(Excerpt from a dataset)

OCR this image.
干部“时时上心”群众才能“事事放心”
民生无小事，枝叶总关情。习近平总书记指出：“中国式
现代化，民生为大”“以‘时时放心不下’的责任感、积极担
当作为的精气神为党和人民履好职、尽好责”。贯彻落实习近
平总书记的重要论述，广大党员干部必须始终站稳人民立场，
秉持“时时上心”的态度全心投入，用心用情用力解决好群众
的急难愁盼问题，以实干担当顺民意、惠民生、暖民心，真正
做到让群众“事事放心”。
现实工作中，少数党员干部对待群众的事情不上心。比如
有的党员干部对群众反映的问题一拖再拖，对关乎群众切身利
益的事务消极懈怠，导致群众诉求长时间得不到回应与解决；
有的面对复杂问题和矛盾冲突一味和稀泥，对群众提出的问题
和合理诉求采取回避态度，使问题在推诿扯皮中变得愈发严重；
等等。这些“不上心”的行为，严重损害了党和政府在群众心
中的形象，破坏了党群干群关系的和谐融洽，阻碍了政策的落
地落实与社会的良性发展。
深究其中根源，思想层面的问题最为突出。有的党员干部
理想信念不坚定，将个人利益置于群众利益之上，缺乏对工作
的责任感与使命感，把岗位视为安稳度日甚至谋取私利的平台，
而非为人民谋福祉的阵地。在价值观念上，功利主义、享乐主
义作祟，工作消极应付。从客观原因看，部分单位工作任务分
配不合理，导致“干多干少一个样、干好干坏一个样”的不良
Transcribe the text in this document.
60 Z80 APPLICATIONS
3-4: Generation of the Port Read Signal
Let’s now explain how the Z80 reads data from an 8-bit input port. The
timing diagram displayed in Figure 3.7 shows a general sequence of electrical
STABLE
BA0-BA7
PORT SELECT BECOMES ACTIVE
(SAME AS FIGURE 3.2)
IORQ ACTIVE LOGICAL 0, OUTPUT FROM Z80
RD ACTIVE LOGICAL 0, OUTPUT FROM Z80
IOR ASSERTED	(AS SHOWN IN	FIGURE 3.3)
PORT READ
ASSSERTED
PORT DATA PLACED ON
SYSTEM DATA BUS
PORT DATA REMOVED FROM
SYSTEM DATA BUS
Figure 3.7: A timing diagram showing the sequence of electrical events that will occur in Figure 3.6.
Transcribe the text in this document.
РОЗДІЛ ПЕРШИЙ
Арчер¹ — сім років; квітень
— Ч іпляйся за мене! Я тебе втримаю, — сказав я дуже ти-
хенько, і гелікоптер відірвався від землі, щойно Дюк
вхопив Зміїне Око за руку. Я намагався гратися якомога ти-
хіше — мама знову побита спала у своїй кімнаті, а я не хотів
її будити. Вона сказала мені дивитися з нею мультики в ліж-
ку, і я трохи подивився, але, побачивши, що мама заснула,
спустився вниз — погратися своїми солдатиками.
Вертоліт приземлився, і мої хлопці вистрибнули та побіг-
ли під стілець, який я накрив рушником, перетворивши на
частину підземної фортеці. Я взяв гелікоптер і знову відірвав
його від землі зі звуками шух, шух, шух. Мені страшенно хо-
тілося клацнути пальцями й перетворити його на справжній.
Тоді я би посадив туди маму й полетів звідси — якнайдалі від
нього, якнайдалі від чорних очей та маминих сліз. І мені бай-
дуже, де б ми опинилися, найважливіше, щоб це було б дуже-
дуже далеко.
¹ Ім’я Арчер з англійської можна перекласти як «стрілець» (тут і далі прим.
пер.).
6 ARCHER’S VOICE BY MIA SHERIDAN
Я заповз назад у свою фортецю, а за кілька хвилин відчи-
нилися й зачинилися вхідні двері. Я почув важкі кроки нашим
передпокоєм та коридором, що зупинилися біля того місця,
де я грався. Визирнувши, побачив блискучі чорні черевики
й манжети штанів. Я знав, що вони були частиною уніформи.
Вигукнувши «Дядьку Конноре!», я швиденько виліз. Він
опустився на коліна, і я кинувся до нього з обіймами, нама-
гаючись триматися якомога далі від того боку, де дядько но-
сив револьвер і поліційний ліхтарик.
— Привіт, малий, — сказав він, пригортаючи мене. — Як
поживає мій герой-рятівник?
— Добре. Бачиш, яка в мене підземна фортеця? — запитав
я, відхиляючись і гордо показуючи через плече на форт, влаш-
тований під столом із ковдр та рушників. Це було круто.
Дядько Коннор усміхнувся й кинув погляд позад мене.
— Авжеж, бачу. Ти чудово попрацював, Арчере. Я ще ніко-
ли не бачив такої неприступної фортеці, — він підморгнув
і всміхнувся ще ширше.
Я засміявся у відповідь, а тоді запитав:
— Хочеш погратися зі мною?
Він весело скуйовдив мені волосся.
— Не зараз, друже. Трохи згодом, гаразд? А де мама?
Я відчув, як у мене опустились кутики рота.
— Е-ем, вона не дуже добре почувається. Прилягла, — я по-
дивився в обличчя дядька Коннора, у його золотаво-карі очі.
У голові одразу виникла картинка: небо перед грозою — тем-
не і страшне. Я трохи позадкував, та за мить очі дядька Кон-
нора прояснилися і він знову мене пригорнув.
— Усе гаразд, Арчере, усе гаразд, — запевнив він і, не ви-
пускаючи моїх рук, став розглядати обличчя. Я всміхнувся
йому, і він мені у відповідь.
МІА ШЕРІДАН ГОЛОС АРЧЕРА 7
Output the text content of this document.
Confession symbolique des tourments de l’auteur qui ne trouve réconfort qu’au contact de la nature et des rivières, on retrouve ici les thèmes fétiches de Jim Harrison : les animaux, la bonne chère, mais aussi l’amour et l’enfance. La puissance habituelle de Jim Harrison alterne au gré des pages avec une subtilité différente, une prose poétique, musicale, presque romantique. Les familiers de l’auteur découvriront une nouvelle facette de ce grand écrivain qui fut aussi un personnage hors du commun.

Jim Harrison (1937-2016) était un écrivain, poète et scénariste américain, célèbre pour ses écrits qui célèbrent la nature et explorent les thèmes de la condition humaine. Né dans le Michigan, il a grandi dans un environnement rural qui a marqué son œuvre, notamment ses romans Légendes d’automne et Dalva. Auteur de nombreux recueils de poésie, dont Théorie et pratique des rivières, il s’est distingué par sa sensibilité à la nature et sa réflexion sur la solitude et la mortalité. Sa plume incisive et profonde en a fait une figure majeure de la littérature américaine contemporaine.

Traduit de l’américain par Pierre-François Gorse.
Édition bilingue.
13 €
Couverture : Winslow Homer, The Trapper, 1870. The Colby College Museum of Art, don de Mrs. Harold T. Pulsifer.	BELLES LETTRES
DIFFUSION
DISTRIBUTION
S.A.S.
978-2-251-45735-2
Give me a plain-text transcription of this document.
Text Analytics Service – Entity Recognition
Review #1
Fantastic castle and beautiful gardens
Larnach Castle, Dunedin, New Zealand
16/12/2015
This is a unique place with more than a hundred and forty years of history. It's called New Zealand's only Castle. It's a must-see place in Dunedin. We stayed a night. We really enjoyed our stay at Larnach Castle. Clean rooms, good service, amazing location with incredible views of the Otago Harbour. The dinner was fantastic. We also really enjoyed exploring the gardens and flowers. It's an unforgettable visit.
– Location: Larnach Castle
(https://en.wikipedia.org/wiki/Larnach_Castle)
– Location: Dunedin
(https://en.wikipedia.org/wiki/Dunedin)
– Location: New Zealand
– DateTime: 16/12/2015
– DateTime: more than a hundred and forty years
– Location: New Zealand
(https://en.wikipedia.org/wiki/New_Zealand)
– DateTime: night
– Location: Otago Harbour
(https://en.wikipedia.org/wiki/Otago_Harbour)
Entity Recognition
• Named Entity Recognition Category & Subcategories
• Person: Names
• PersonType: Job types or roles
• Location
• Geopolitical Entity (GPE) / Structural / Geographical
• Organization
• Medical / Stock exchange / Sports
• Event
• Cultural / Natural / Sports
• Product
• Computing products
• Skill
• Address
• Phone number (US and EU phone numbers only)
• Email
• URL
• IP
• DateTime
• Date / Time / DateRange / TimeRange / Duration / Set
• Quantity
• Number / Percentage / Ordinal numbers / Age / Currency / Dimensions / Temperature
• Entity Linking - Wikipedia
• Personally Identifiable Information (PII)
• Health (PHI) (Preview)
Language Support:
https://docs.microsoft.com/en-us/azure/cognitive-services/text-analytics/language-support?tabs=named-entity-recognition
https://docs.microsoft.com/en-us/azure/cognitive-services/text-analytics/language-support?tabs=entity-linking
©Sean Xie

| Set problem |
Count the lines in the records above that contain the word "américain", and give only the number.

| Response |
2